>> START Data records
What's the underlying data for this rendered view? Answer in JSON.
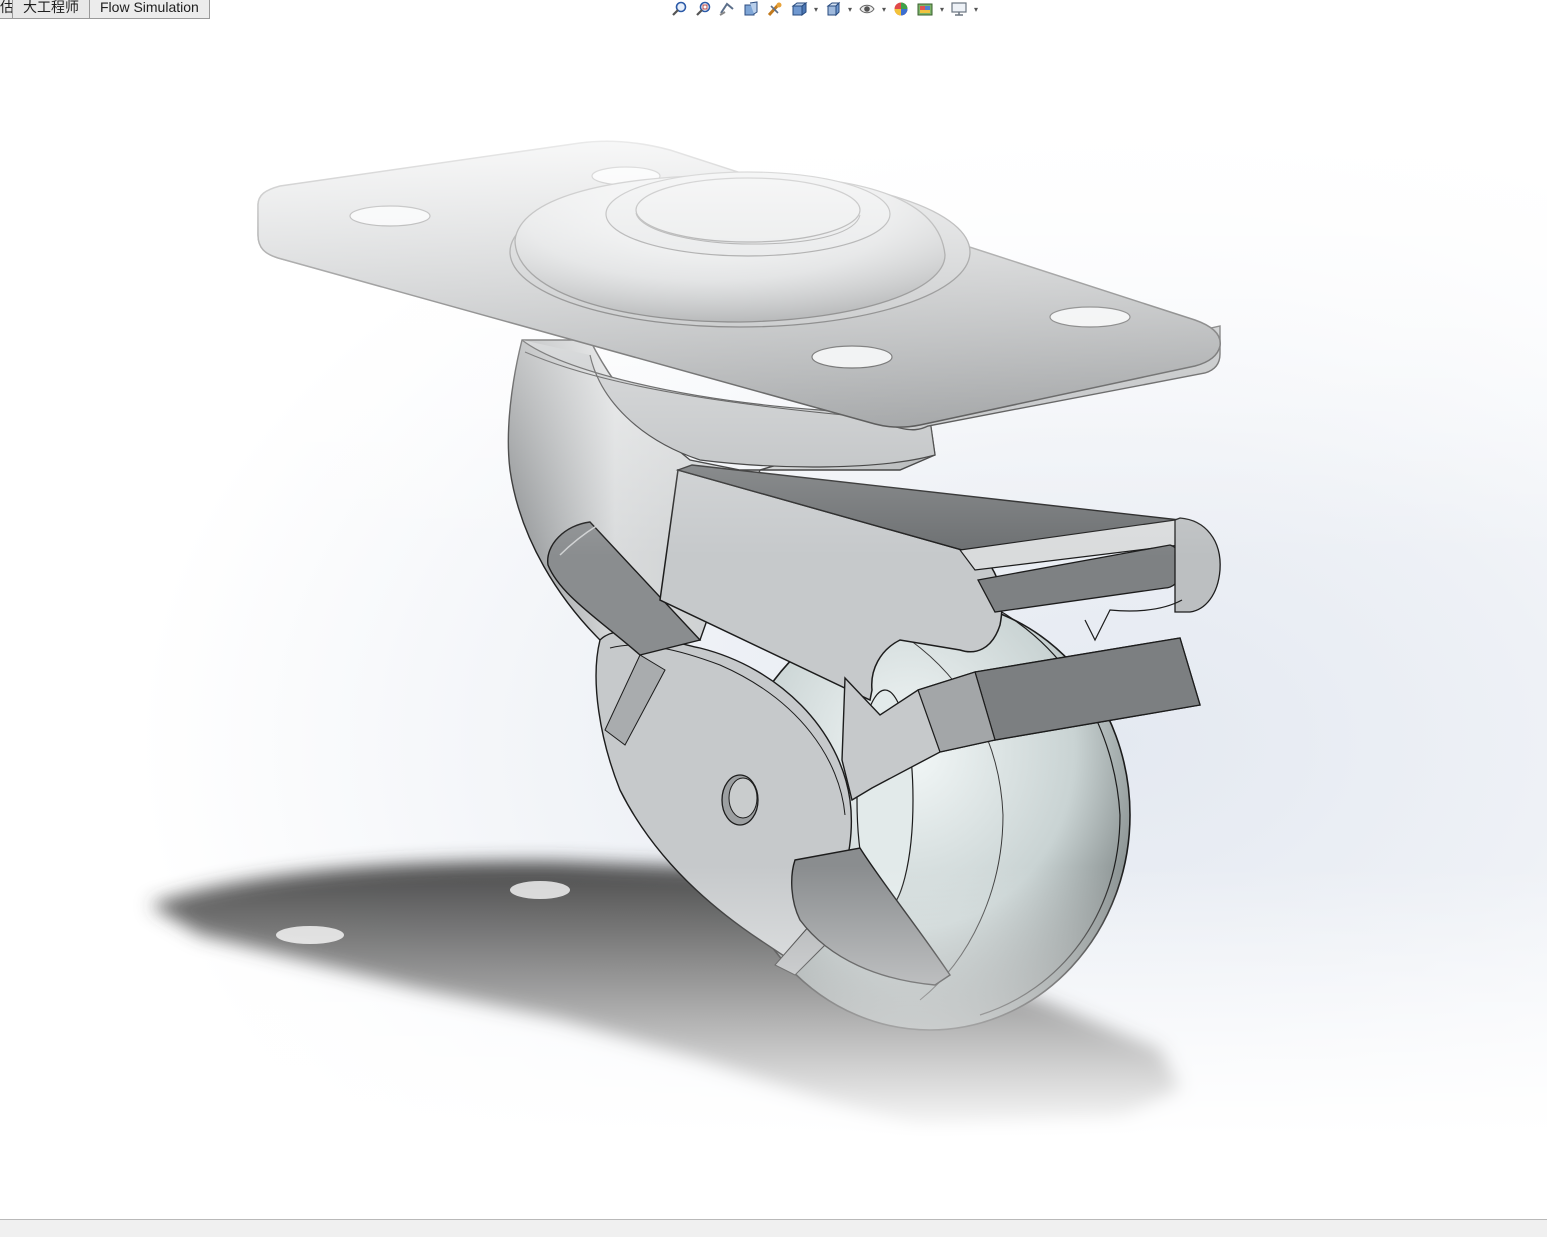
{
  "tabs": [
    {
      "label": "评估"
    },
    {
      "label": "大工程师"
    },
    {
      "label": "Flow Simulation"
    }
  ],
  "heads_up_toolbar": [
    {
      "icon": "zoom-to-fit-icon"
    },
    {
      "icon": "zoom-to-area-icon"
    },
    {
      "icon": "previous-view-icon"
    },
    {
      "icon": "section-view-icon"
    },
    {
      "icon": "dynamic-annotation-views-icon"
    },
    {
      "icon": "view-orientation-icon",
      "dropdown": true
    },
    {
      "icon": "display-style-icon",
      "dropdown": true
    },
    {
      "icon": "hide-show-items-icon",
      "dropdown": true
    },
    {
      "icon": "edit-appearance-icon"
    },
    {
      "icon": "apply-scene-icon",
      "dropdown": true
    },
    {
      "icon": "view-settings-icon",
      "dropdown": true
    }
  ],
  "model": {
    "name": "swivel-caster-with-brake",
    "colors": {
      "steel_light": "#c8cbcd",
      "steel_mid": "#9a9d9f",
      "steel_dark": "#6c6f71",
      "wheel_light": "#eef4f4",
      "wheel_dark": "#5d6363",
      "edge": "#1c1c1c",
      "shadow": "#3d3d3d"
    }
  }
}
>> END Data records
Copy out the listing exactly as it stands, but not the pictures.

What's the underlying data for this rendered view? Answer in JSON.
{
  "tabs": [
    {
      "label": "评估"
    },
    {
      "label": "大工程师"
    },
    {
      "label": "Flow Simulation"
    }
  ],
  "heads_up_toolbar": [
    {
      "icon": "zoom-to-fit-icon"
    },
    {
      "icon": "zoom-to-area-icon"
    },
    {
      "icon": "previous-view-icon"
    },
    {
      "icon": "section-view-icon"
    },
    {
      "icon": "dynamic-annotation-views-icon"
    },
    {
      "icon": "view-orientation-icon",
      "dropdown": true
    },
    {
      "icon": "display-style-icon",
      "dropdown": true
    },
    {
      "icon": "hide-show-items-icon",
      "dropdown": true
    },
    {
      "icon": "edit-appearance-icon"
    },
    {
      "icon": "apply-scene-icon",
      "dropdown": true
    },
    {
      "icon": "view-settings-icon",
      "dropdown": true
    }
  ],
  "model": {
    "name": "swivel-caster-with-brake",
    "colors": {
      "steel_light": "#c8cbcd",
      "steel_mid": "#9a9d9f",
      "steel_dark": "#6c6f71",
      "wheel_light": "#eef4f4",
      "wheel_dark": "#5d6363",
      "edge": "#1c1c1c",
      "shadow": "#3d3d3d"
    }
  }
}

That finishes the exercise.